[Records contained in a dataset]

################

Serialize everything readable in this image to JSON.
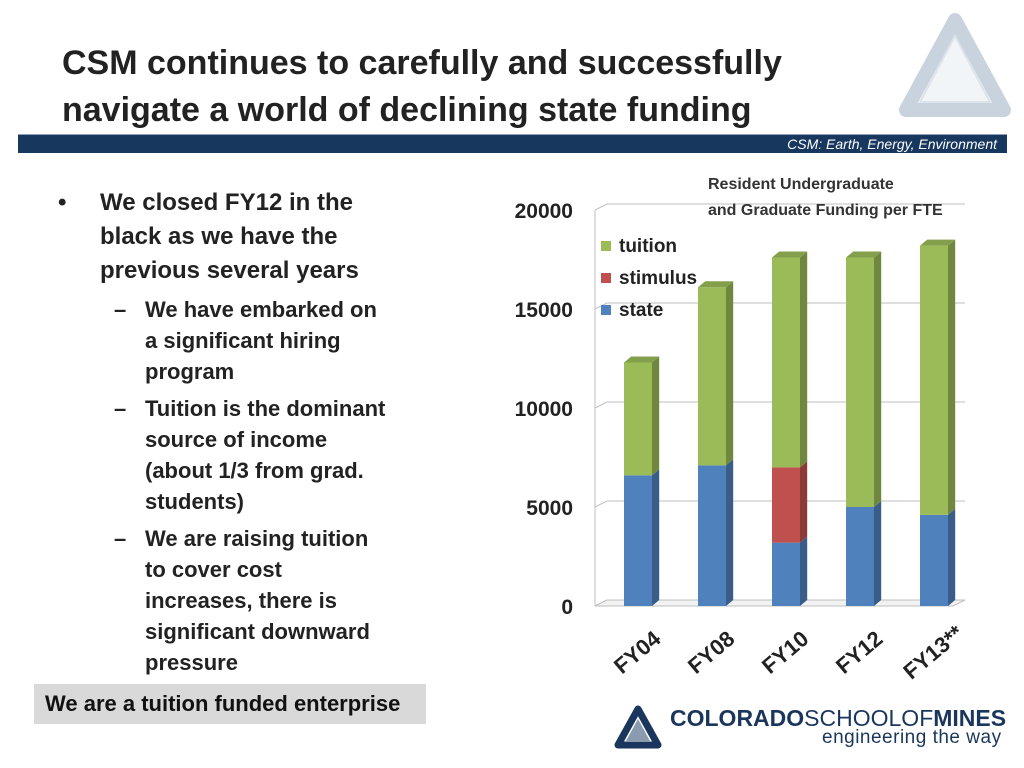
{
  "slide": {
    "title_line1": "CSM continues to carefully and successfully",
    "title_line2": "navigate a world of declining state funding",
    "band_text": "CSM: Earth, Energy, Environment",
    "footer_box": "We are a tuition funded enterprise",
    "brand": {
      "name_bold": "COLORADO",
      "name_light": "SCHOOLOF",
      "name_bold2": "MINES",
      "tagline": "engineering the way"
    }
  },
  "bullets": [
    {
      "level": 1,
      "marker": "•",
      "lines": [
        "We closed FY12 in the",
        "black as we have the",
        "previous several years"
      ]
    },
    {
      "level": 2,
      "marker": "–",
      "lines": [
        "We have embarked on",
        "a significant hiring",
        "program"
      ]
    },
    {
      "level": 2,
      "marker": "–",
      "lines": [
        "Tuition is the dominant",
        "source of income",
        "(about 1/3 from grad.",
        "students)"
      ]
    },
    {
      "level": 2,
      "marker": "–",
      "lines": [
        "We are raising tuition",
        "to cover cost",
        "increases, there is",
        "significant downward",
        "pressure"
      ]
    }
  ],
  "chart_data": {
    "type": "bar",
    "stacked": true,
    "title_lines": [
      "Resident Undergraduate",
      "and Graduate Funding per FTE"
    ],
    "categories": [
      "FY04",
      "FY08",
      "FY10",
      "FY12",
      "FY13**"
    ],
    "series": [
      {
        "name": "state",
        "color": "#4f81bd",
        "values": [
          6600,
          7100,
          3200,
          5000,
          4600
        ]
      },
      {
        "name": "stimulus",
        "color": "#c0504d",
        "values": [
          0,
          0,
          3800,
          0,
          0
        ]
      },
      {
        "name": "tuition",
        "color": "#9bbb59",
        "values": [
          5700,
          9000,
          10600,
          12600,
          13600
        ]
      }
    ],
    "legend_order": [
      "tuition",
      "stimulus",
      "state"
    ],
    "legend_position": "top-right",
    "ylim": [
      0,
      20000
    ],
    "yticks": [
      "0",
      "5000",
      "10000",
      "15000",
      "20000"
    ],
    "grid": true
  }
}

################

Problem requirements »
In the entries above, how many lines hold the word "significant"? State the number and nothing else.

Answer »
2